> _What is asked_
Exactly repeat the line that contains "Convert this screenshot", then every line after it up to and including the final line.

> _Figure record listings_
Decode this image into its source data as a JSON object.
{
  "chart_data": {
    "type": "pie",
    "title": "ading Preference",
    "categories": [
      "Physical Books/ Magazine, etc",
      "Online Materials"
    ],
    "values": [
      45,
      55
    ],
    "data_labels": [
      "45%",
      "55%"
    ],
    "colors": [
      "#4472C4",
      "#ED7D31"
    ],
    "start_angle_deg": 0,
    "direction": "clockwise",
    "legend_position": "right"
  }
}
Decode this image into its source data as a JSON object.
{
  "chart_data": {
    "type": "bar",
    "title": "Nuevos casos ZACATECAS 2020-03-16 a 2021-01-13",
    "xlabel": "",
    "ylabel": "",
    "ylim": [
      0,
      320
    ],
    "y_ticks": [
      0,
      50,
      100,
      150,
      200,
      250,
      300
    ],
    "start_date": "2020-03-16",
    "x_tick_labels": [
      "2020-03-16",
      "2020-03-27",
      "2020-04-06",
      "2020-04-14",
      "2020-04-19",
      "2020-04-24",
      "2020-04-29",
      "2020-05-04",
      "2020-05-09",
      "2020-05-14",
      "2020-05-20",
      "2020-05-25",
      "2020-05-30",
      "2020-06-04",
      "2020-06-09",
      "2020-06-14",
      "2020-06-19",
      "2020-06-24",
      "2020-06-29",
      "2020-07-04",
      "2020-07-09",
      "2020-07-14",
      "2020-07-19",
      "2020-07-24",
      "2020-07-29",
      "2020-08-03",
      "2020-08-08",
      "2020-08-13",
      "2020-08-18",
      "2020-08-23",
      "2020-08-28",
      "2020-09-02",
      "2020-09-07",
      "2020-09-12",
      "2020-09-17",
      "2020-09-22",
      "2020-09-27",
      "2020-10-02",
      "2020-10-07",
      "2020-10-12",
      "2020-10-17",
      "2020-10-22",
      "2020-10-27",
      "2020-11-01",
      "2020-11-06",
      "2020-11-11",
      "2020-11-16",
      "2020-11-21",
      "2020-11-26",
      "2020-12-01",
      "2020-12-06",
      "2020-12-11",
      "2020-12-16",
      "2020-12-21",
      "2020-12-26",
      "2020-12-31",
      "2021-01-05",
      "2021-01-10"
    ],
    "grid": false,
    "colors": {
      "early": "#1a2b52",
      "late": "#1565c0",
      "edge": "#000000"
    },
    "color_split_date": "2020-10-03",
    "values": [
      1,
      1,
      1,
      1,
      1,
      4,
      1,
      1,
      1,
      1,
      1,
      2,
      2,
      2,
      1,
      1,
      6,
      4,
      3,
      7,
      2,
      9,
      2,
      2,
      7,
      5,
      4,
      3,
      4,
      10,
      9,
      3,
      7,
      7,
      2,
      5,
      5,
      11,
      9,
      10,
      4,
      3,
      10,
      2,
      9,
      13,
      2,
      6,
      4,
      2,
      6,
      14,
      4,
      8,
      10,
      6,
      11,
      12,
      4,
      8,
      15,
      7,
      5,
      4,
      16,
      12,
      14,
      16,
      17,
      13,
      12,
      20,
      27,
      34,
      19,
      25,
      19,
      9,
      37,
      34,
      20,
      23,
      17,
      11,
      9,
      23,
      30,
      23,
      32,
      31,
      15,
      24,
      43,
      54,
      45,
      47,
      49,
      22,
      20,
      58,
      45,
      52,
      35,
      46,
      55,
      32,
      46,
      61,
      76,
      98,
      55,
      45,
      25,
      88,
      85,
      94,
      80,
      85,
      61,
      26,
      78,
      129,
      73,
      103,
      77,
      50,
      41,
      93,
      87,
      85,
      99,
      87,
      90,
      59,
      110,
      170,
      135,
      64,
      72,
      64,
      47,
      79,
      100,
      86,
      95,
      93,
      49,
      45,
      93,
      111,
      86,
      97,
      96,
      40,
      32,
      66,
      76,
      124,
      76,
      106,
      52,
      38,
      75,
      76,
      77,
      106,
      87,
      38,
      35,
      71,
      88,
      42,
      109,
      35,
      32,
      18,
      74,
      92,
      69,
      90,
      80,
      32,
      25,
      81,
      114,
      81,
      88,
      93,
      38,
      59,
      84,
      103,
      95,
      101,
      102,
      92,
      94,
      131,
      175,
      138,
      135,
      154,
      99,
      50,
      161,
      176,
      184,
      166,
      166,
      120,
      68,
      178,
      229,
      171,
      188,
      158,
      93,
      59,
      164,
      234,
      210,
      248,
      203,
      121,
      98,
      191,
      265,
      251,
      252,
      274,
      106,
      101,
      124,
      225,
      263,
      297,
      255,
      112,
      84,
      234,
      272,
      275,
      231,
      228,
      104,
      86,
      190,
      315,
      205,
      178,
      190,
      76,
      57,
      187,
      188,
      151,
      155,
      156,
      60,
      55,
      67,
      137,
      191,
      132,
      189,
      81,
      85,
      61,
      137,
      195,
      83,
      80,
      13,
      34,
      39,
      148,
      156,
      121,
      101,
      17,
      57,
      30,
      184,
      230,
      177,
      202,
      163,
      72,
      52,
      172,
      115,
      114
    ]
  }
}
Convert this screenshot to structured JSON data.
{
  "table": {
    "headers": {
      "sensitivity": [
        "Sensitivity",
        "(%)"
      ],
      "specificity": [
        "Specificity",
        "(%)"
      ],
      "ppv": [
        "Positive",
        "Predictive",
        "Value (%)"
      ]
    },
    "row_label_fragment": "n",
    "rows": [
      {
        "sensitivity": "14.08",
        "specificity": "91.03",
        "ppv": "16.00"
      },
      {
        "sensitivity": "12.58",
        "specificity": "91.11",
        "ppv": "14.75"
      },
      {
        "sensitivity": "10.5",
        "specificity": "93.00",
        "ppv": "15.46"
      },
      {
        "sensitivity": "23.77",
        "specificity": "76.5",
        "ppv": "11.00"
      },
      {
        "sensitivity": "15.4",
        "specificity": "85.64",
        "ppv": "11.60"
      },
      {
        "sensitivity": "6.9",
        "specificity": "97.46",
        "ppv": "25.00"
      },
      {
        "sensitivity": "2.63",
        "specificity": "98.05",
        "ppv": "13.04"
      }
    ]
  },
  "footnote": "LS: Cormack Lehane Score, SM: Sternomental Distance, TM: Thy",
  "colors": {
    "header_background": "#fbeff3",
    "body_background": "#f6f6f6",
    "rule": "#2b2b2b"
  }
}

> _Result for this task_
Convert this screenshot to structured JSON data.
{
  "table": {
    "headers": {
      "sensitivity": [
        "Sensitivity",
        "(%)"
      ],
      "specificity": [
        "Specificity",
        "(%)"
      ],
      "ppv": [
        "Positive",
        "Predictive",
        "Value (%)"
      ]
    },
    "row_label_fragment": "n",
    "rows": [
      {
        "sensitivity": "14.08",
        "specificity": "91.03",
        "ppv": "16.00"
      },
      {
        "sensitivity": "12.58",
        "specificity": "91.11",
        "ppv": "14.75"
      },
      {
        "sensitivity": "10.5",
        "specificity": "93.00",
        "ppv": "15.46"
      },
      {
        "sensitivity": "23.77",
        "specificity": "76.5",
        "ppv": "11.00"
      },
      {
        "sensitivity": "15.4",
        "specificity": "85.64",
        "ppv": "11.60"
      },
      {
        "sensitivity": "6.9",
        "specificity": "97.46",
        "ppv": "25.00"
      },
      {
        "sensitivity": "2.63",
        "specificity": "98.05",
        "ppv": "13.04"
      }
    ]
  },
  "footnote": "LS: Cormack Lehane Score, SM: Sternomental Distance, TM: Thy",
  "colors": {
    "header_background": "#fbeff3",
    "body_background": "#f6f6f6",
    "rule": "#2b2b2b"
  }
}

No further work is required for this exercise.